→ **What you need to do**:
Each entry below should be written out exactly as it is, with no pictures.

→ **Information provided**:
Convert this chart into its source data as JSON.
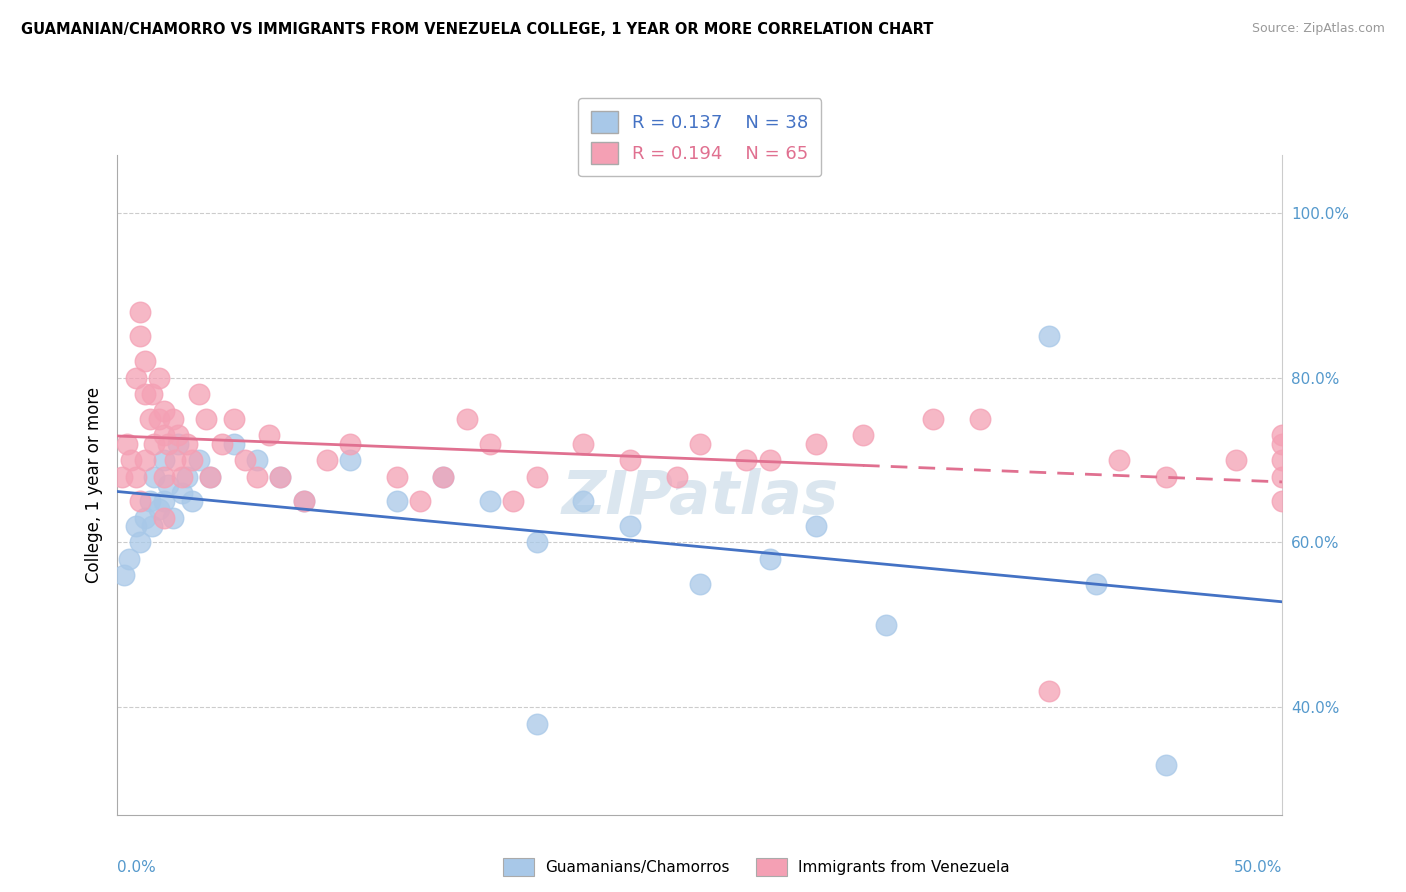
{
  "title": "GUAMANIAN/CHAMORRO VS IMMIGRANTS FROM VENEZUELA COLLEGE, 1 YEAR OR MORE CORRELATION CHART",
  "source": "Source: ZipAtlas.com",
  "ylabel": "College, 1 year or more",
  "xlim": [
    0.0,
    50.0
  ],
  "ylim": [
    27.0,
    107.0
  ],
  "yticks": [
    40.0,
    60.0,
    80.0,
    100.0
  ],
  "ytick_labels": [
    "40.0%",
    "60.0%",
    "80.0%",
    "100.0%"
  ],
  "legend_r1": "R = 0.137",
  "legend_n1": "N = 38",
  "legend_r2": "R = 0.194",
  "legend_n2": "N = 65",
  "color_blue": "#a8c8e8",
  "color_pink": "#f4a0b4",
  "line_blue": "#4472c4",
  "line_pink": "#e07090",
  "legend_text_color_blue": "#4472c4",
  "legend_text_color_pink": "#e07090",
  "watermark": "ZIPatlas",
  "blue_x": [
    0.3,
    0.5,
    0.8,
    1.0,
    1.2,
    1.4,
    1.5,
    1.6,
    1.8,
    2.0,
    2.0,
    2.2,
    2.4,
    2.6,
    2.8,
    3.0,
    3.2,
    3.5,
    4.0,
    5.0,
    6.0,
    7.0,
    8.0,
    10.0,
    12.0,
    14.0,
    16.0,
    18.0,
    20.0,
    22.0,
    25.0,
    28.0,
    30.0,
    33.0,
    40.0,
    42.0,
    45.0,
    18.0
  ],
  "blue_y": [
    56,
    58,
    62,
    60,
    63,
    65,
    62,
    68,
    64,
    70,
    65,
    67,
    63,
    72,
    66,
    68,
    65,
    70,
    68,
    72,
    70,
    68,
    65,
    70,
    65,
    68,
    65,
    60,
    65,
    62,
    55,
    58,
    62,
    50,
    85,
    55,
    33,
    38
  ],
  "pink_x": [
    0.2,
    0.4,
    0.6,
    0.8,
    1.0,
    1.0,
    1.2,
    1.2,
    1.4,
    1.5,
    1.6,
    1.8,
    1.8,
    2.0,
    2.0,
    2.0,
    2.2,
    2.4,
    2.5,
    2.6,
    2.8,
    3.0,
    3.2,
    3.5,
    3.8,
    4.0,
    4.5,
    5.0,
    5.5,
    6.0,
    6.5,
    7.0,
    8.0,
    9.0,
    10.0,
    12.0,
    13.0,
    14.0,
    15.0,
    16.0,
    17.0,
    18.0,
    20.0,
    22.0,
    24.0,
    25.0,
    27.0,
    28.0,
    30.0,
    32.0,
    35.0,
    37.0,
    40.0,
    43.0,
    45.0,
    48.0,
    50.0,
    50.0,
    50.0,
    50.0,
    50.0,
    1.0,
    1.2,
    0.8,
    2.0
  ],
  "pink_y": [
    68,
    72,
    70,
    80,
    88,
    85,
    78,
    82,
    75,
    78,
    72,
    75,
    80,
    68,
    73,
    76,
    72,
    75,
    70,
    73,
    68,
    72,
    70,
    78,
    75,
    68,
    72,
    75,
    70,
    68,
    73,
    68,
    65,
    70,
    72,
    68,
    65,
    68,
    75,
    72,
    65,
    68,
    72,
    70,
    68,
    72,
    70,
    70,
    72,
    73,
    75,
    75,
    42,
    70,
    68,
    70,
    65,
    70,
    68,
    72,
    73,
    65,
    70,
    68,
    63
  ]
}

→ **Answer to this task**:
Convert this chart into its source data as JSON.
{
  "title": "GUAMANIAN/CHAMORRO VS IMMIGRANTS FROM VENEZUELA COLLEGE, 1 YEAR OR MORE CORRELATION CHART",
  "source": "Source: ZipAtlas.com",
  "ylabel": "College, 1 year or more",
  "xlim": [
    0.0,
    50.0
  ],
  "ylim": [
    27.0,
    107.0
  ],
  "yticks": [
    40.0,
    60.0,
    80.0,
    100.0
  ],
  "ytick_labels": [
    "40.0%",
    "60.0%",
    "80.0%",
    "100.0%"
  ],
  "legend_r1": "R = 0.137",
  "legend_n1": "N = 38",
  "legend_r2": "R = 0.194",
  "legend_n2": "N = 65",
  "color_blue": "#a8c8e8",
  "color_pink": "#f4a0b4",
  "line_blue": "#4472c4",
  "line_pink": "#e07090",
  "legend_text_color_blue": "#4472c4",
  "legend_text_color_pink": "#e07090",
  "watermark": "ZIPatlas",
  "blue_x": [
    0.3,
    0.5,
    0.8,
    1.0,
    1.2,
    1.4,
    1.5,
    1.6,
    1.8,
    2.0,
    2.0,
    2.2,
    2.4,
    2.6,
    2.8,
    3.0,
    3.2,
    3.5,
    4.0,
    5.0,
    6.0,
    7.0,
    8.0,
    10.0,
    12.0,
    14.0,
    16.0,
    18.0,
    20.0,
    22.0,
    25.0,
    28.0,
    30.0,
    33.0,
    40.0,
    42.0,
    45.0,
    18.0
  ],
  "blue_y": [
    56,
    58,
    62,
    60,
    63,
    65,
    62,
    68,
    64,
    70,
    65,
    67,
    63,
    72,
    66,
    68,
    65,
    70,
    68,
    72,
    70,
    68,
    65,
    70,
    65,
    68,
    65,
    60,
    65,
    62,
    55,
    58,
    62,
    50,
    85,
    55,
    33,
    38
  ],
  "pink_x": [
    0.2,
    0.4,
    0.6,
    0.8,
    1.0,
    1.0,
    1.2,
    1.2,
    1.4,
    1.5,
    1.6,
    1.8,
    1.8,
    2.0,
    2.0,
    2.0,
    2.2,
    2.4,
    2.5,
    2.6,
    2.8,
    3.0,
    3.2,
    3.5,
    3.8,
    4.0,
    4.5,
    5.0,
    5.5,
    6.0,
    6.5,
    7.0,
    8.0,
    9.0,
    10.0,
    12.0,
    13.0,
    14.0,
    15.0,
    16.0,
    17.0,
    18.0,
    20.0,
    22.0,
    24.0,
    25.0,
    27.0,
    28.0,
    30.0,
    32.0,
    35.0,
    37.0,
    40.0,
    43.0,
    45.0,
    48.0,
    50.0,
    50.0,
    50.0,
    50.0,
    50.0,
    1.0,
    1.2,
    0.8,
    2.0
  ],
  "pink_y": [
    68,
    72,
    70,
    80,
    88,
    85,
    78,
    82,
    75,
    78,
    72,
    75,
    80,
    68,
    73,
    76,
    72,
    75,
    70,
    73,
    68,
    72,
    70,
    78,
    75,
    68,
    72,
    75,
    70,
    68,
    73,
    68,
    65,
    70,
    72,
    68,
    65,
    68,
    75,
    72,
    65,
    68,
    72,
    70,
    68,
    72,
    70,
    70,
    72,
    73,
    75,
    75,
    42,
    70,
    68,
    70,
    65,
    70,
    68,
    72,
    73,
    65,
    70,
    68,
    63
  ]
}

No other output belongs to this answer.